Give again, word for word, only the lines from the one containing "OCR this image." through the final line.

------------

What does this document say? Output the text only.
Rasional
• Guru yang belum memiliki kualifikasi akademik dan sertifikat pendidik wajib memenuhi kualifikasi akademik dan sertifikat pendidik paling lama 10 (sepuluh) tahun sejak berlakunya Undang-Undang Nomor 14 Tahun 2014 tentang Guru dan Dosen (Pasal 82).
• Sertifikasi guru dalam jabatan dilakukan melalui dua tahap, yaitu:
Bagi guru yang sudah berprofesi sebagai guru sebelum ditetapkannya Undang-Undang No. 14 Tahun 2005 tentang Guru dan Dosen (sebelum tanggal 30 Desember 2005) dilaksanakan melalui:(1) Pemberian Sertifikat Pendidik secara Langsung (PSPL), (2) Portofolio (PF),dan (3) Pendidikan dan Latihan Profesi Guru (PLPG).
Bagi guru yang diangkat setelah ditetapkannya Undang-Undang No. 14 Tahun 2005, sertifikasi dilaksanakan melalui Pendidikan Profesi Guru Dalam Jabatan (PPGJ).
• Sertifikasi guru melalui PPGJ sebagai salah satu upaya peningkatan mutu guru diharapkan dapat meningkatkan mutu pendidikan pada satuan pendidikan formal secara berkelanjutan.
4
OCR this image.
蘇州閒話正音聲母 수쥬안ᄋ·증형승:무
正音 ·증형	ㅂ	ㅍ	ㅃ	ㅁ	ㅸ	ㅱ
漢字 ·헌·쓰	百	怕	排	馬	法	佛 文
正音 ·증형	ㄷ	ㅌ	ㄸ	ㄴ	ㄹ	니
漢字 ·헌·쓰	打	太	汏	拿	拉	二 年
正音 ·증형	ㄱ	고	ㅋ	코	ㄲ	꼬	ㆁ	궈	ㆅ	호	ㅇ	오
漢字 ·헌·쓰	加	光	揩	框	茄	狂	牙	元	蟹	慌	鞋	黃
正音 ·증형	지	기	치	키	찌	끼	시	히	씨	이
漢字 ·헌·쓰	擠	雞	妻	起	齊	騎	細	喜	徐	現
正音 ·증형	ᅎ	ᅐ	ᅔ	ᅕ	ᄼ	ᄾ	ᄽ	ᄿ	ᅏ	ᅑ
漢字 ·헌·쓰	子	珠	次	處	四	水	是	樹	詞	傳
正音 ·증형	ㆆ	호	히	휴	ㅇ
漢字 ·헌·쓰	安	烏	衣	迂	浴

------------

WRITTEN SOLUTION »
OCR this image.
蘇州閒話正音聲母 수쥬안ᄋ·증형승:무
正音 ·증형	ㅂ	ㅍ	ㅃ	ㅁ	ㅸ	ㅱ
漢字 ·헌·쓰	百	怕	排	馬	法	佛 文
正音 ·증형	ㄷ	ㅌ	ㄸ	ㄴ	ㄹ	니
漢字 ·헌·쓰	打	太	汏	拿	拉	二 年
正音 ·증형	ㄱ	고	ㅋ	코	ㄲ	꼬	ㆁ	궈	ㆅ	호	ㅇ	오
漢字 ·헌·쓰	加	光	揩	框	茄	狂	牙	元	蟹	慌	鞋	黃
正音 ·증형	지	기	치	키	찌	끼	시	히	씨	이
漢字 ·헌·쓰	擠	雞	妻	起	齊	騎	細	喜	徐	現
正音 ·증형	ᅎ	ᅐ	ᅔ	ᅕ	ᄼ	ᄾ	ᄽ	ᄿ	ᅏ	ᅑ
漢字 ·헌·쓰	子	珠	次	處	四	水	是	樹	詞	傳
正音 ·증형	ㆆ	호	히	휴	ㅇ
漢字 ·헌·쓰	安	烏	衣	迂	浴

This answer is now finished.